State how many lines contain "faster", and write nothing except that count.

---*---

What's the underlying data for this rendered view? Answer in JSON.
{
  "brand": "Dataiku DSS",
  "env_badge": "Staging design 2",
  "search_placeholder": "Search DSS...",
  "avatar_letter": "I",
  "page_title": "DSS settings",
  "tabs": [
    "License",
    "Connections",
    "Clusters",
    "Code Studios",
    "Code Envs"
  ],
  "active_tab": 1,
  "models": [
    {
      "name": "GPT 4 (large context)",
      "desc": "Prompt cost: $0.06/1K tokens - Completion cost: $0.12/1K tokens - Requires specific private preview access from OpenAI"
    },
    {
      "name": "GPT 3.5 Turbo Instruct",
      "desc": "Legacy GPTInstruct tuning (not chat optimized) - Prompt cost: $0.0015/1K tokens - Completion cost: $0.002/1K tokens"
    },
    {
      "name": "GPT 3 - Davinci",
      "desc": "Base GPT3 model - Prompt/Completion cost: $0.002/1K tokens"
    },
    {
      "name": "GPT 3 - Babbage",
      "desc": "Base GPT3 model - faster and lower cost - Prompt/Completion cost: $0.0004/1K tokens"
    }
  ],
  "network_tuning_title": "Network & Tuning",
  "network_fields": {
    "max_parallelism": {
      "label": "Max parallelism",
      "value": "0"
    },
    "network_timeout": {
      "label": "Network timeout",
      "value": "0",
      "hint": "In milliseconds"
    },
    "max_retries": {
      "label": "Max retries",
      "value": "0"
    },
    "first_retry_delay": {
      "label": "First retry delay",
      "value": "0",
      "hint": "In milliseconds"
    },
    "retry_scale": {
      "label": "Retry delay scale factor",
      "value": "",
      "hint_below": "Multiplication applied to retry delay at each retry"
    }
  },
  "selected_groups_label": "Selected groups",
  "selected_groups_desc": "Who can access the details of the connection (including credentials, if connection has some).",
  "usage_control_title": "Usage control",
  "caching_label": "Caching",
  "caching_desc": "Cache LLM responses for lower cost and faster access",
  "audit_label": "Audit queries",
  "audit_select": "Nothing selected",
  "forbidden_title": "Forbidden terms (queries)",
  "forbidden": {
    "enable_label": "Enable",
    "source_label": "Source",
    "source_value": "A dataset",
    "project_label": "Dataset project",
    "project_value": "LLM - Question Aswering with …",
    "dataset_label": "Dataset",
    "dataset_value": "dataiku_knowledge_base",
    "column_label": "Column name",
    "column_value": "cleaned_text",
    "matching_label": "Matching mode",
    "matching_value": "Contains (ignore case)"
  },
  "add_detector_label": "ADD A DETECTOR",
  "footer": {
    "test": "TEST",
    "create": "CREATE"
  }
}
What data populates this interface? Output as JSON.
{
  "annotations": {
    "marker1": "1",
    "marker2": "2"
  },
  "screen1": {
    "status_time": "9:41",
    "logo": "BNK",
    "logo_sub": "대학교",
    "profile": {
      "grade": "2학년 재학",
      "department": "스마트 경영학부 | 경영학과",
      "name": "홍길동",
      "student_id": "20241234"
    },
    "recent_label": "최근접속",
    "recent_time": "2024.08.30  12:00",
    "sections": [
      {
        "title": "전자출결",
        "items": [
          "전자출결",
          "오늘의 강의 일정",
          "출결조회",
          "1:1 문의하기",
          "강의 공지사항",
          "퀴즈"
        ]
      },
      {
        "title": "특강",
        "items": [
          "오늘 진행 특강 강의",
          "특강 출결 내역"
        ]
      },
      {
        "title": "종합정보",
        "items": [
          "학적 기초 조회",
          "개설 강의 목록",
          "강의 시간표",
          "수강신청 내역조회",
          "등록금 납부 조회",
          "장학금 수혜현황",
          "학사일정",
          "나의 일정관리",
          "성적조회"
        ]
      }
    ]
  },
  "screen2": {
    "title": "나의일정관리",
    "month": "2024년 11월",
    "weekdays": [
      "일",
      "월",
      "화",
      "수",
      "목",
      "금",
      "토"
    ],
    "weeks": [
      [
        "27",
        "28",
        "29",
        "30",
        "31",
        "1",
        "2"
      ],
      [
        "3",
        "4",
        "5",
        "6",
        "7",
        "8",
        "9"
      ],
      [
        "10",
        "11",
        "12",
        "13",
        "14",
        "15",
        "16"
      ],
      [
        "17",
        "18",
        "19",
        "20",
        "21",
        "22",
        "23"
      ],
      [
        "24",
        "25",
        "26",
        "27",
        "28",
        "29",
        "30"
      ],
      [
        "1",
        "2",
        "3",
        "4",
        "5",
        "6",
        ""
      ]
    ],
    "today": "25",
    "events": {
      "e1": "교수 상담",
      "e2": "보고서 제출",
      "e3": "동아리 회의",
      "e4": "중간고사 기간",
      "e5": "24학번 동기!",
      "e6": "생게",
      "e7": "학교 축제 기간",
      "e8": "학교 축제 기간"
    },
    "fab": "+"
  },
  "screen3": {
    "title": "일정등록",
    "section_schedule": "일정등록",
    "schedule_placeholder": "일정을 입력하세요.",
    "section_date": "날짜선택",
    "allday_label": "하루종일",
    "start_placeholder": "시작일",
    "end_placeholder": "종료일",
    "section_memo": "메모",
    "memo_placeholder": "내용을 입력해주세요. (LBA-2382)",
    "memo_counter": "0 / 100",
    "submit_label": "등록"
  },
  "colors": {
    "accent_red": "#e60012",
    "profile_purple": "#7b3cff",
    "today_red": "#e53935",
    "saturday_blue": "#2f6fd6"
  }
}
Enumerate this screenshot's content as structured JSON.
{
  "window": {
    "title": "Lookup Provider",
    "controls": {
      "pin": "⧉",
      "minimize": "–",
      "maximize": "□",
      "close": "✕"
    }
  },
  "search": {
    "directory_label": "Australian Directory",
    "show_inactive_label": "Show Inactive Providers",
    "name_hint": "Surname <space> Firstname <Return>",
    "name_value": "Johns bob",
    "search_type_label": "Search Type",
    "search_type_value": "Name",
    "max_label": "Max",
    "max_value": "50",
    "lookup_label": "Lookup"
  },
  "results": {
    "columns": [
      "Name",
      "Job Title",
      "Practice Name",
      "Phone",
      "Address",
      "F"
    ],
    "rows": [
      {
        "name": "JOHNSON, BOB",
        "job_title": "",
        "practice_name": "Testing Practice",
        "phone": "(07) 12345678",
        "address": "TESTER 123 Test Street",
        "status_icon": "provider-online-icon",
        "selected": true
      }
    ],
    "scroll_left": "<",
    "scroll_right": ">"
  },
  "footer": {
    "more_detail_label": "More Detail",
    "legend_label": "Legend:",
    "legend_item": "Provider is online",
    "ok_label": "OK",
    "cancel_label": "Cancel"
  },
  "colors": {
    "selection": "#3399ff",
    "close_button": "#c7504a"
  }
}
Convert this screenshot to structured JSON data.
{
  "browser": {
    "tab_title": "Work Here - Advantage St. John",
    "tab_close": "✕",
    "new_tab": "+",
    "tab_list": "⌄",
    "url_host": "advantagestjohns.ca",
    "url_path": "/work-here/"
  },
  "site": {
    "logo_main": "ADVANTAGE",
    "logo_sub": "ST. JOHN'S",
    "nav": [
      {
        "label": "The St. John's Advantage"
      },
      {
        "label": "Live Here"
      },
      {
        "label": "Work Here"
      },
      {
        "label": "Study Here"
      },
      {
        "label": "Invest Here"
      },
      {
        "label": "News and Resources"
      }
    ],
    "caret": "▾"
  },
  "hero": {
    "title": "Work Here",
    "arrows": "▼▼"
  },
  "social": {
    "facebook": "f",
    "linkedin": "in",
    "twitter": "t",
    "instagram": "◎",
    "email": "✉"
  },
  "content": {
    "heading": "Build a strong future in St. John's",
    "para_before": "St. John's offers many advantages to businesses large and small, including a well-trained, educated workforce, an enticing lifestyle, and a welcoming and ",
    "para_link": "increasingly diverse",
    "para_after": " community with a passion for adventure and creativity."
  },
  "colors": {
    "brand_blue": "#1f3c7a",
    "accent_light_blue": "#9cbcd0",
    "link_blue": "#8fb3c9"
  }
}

---*---

**THE SOLUTION**
2